— The exercise —
Filter these entries, keeping only lines that hold the word "references".

— Material shown —
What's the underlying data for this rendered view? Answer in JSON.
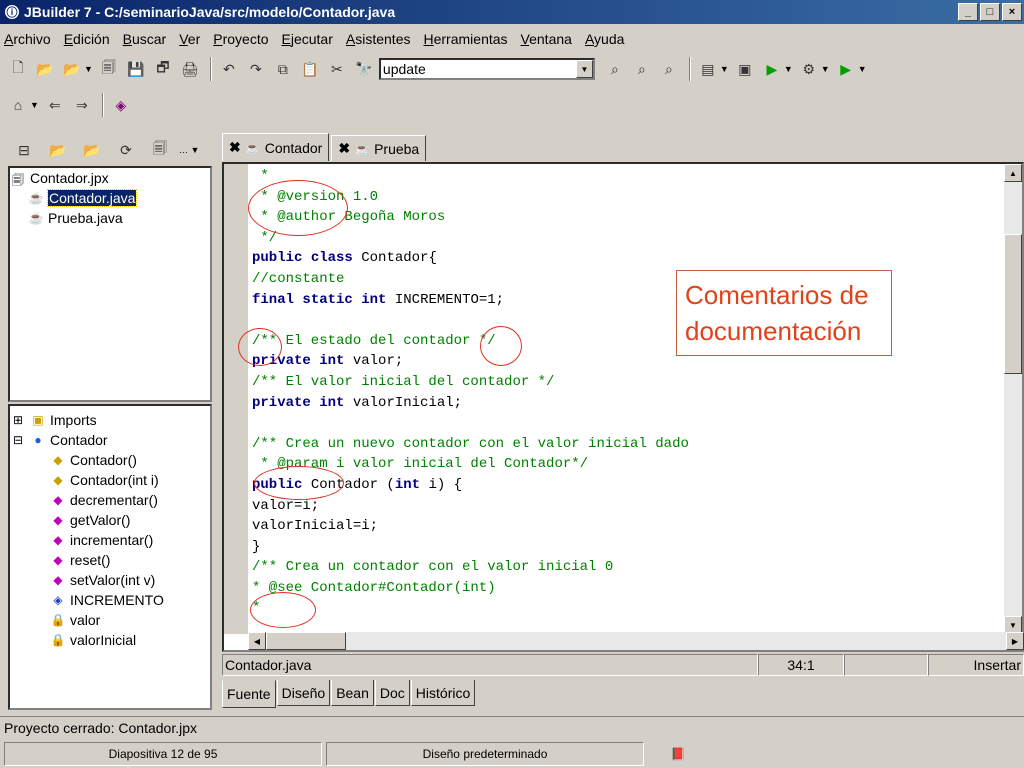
{
  "window": {
    "title": "JBuilder 7 - C:/seminarioJava/src/modelo/Contador.java",
    "buttons": [
      "_",
      "□",
      "×"
    ]
  },
  "menu": [
    "Archivo",
    "Edición",
    "Buscar",
    "Ver",
    "Proyecto",
    "Ejecutar",
    "Asistentes",
    "Herramientas",
    "Ventana",
    "Ayuda"
  ],
  "toolbar": {
    "search_value": "update"
  },
  "project_tree": {
    "root": "Contador.jpx",
    "files": [
      "Contador.java",
      "Prueba.java"
    ]
  },
  "structure_tree": {
    "imports": "Imports",
    "class": "Contador",
    "members": [
      "Contador()",
      "Contador(int i)",
      "decrementar()",
      "getValor()",
      "incrementar()",
      "reset()",
      "setValor(int v)",
      "INCREMENTO",
      "valor",
      "valorInicial"
    ]
  },
  "editor_tabs": [
    "Contador",
    "Prueba"
  ],
  "code_lines": [
    " *",
    " * @version 1.0",
    " * @author Begoña Moros",
    " */",
    "public class Contador{",
    "//constante",
    "final static int INCREMENTO=1;",
    "",
    "/** El estado del contador */",
    "private int valor;",
    "/** El valor inicial del contador */",
    "private int valorInicial;",
    "",
    "/** Crea un nuevo contador con el valor inicial dado",
    " * @param i valor inicial del Contador*/",
    "public Contador (int i) {",
    "valor=i;",
    "valorInicial=i;",
    "}",
    "/** Crea un contador con el valor inicial 0",
    "* @see Contador#Contador(int)",
    "*"
  ],
  "annotation": {
    "line1": "Comentarios de",
    "line2": "documentación"
  },
  "editor_status": {
    "file": "Contador.java",
    "position": "34:1",
    "mode": "Insertar"
  },
  "bottom_tabs": [
    "Fuente",
    "Diseño",
    "Bean",
    "Doc",
    "Histórico"
  ],
  "status_message": "Proyecto cerrado: Contador.jpx",
  "ppt_status": {
    "slide": "Diapositiva 12 de 95",
    "design": "Diseño predeterminado"
  }
}
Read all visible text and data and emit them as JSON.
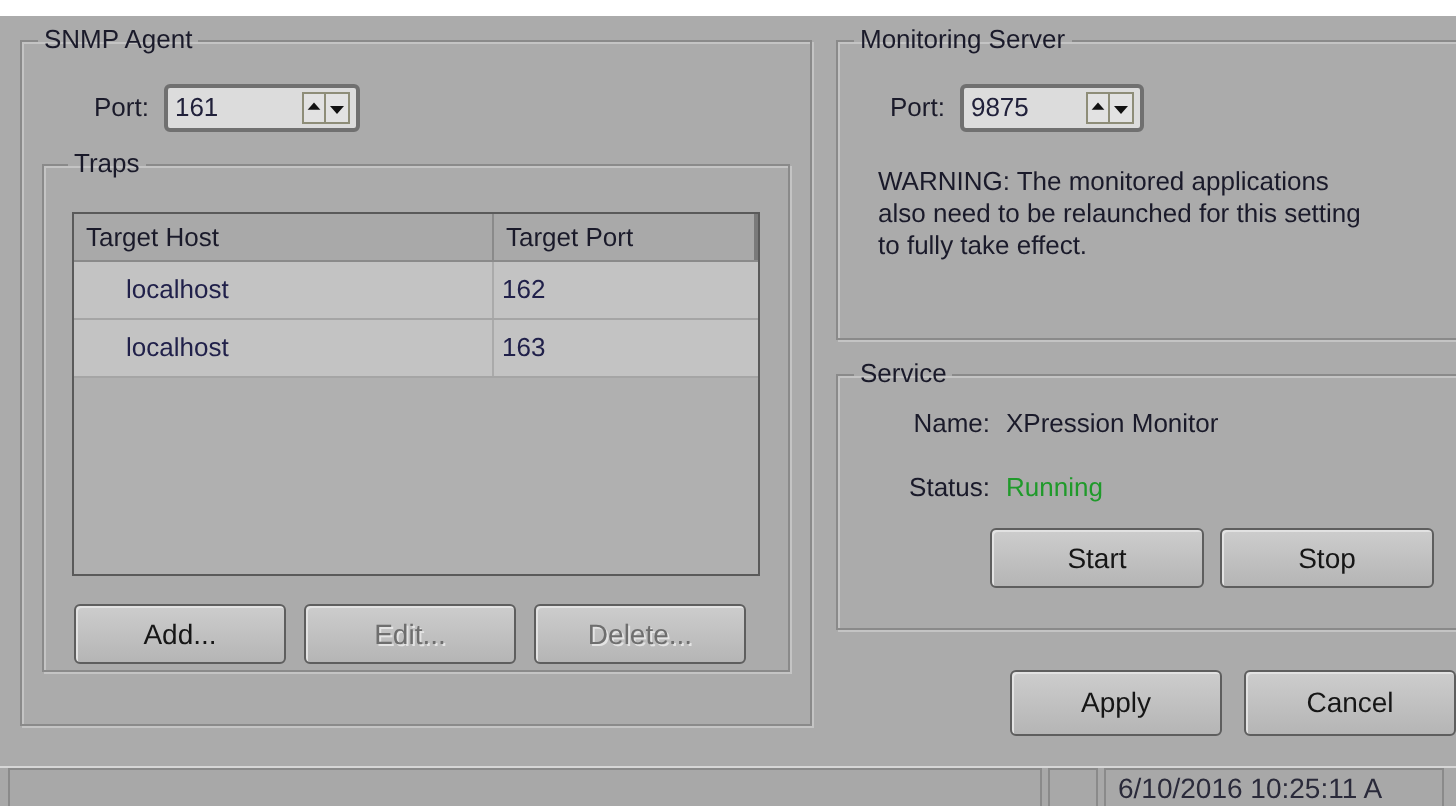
{
  "snmp_agent": {
    "title": "SNMP Agent",
    "port_label": "Port:",
    "port_value": "161",
    "traps": {
      "title": "Traps",
      "columns": [
        "Target Host",
        "Target Port"
      ],
      "rows": [
        [
          "localhost",
          "162"
        ],
        [
          "localhost",
          "163"
        ]
      ],
      "buttons": [
        {
          "label": "Add...",
          "disabled": false
        },
        {
          "label": "Edit...",
          "disabled": true
        },
        {
          "label": "Delete...",
          "disabled": true
        }
      ]
    }
  },
  "monitoring_server": {
    "title": "Monitoring Server",
    "port_label": "Port:",
    "port_value": "9875",
    "warning": "WARNING: The monitored applications also need to be relaunched for this setting to fully take effect."
  },
  "service": {
    "title": "Service",
    "name_label": "Name:",
    "name_value": "XPression Monitor",
    "status_label": "Status:",
    "status_value": "Running",
    "buttons": [
      "Start",
      "Stop"
    ]
  },
  "buttons": [
    "Apply",
    "Cancel"
  ],
  "status_bar": {
    "timestamp": "6/10/2016 10:25:11 A"
  }
}
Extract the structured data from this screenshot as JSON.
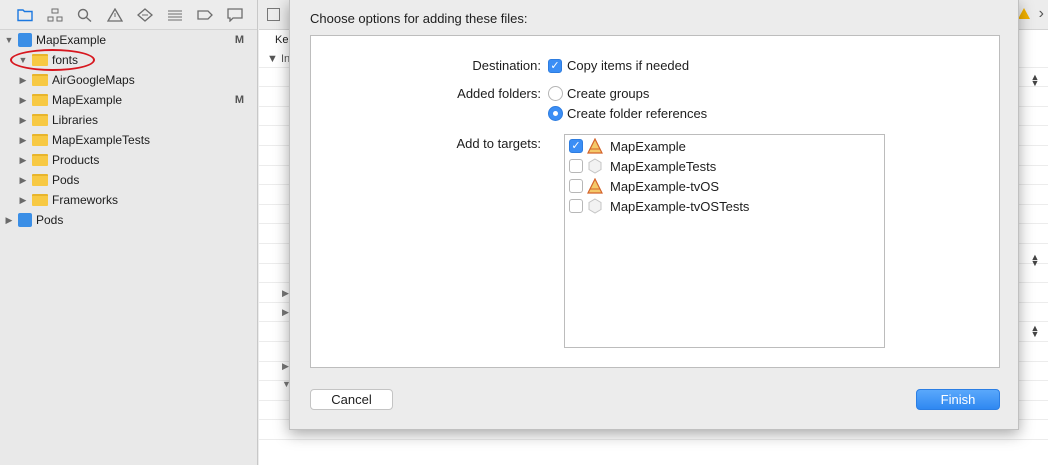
{
  "sidebar": {
    "toolbar_icons": [
      "folder-icon",
      "hierarchy-icon",
      "search-icon",
      "warning-icon",
      "diamond-icon",
      "list-icon",
      "tag-icon",
      "comment-icon"
    ],
    "tree": [
      {
        "label": "MapExample",
        "badge": "M",
        "type": "project",
        "expanded": true,
        "indent": 0
      },
      {
        "label": "fonts",
        "badge": "",
        "type": "folder",
        "expanded": true,
        "indent": 1
      },
      {
        "label": "AirGoogleMaps",
        "badge": "",
        "type": "folder",
        "expanded": false,
        "indent": 1
      },
      {
        "label": "MapExample",
        "badge": "M",
        "type": "folder",
        "expanded": false,
        "indent": 1
      },
      {
        "label": "Libraries",
        "badge": "",
        "type": "folder",
        "expanded": false,
        "indent": 1
      },
      {
        "label": "MapExampleTests",
        "badge": "",
        "type": "folder",
        "expanded": false,
        "indent": 1
      },
      {
        "label": "Products",
        "badge": "",
        "type": "folder",
        "expanded": false,
        "indent": 1
      },
      {
        "label": "Pods",
        "badge": "",
        "type": "folder",
        "expanded": false,
        "indent": 1
      },
      {
        "label": "Frameworks",
        "badge": "",
        "type": "folder",
        "expanded": false,
        "indent": 1
      },
      {
        "label": "Pods",
        "badge": "",
        "type": "project",
        "expanded": false,
        "indent": 0
      }
    ]
  },
  "editor": {
    "column_key": "Ke",
    "info_row": "Inf"
  },
  "sheet": {
    "title": "Choose options for adding these files:",
    "destination_label": "Destination:",
    "copy_items_label": "Copy items if needed",
    "copy_items_checked": true,
    "added_folders_label": "Added folders:",
    "create_groups_label": "Create groups",
    "create_folder_refs_label": "Create folder references",
    "selected_folder_option": "Create folder references",
    "targets_label": "Add to targets:",
    "targets": [
      {
        "label": "MapExample",
        "checked": true,
        "icon": "app-icon"
      },
      {
        "label": "MapExampleTests",
        "checked": false,
        "icon": "test-bundle-icon"
      },
      {
        "label": "MapExample-tvOS",
        "checked": false,
        "icon": "app-icon"
      },
      {
        "label": "MapExample-tvOSTests",
        "checked": false,
        "icon": "test-bundle-icon"
      }
    ],
    "cancel_label": "Cancel",
    "finish_label": "Finish"
  },
  "colors": {
    "accent": "#3b8ef5",
    "highlight_oval": "#d7171f",
    "folder": "#f7c943"
  }
}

— Task response —
    "create_folder_refs_label": "Create folder references",
    "selected_folder_option": "Create folder references",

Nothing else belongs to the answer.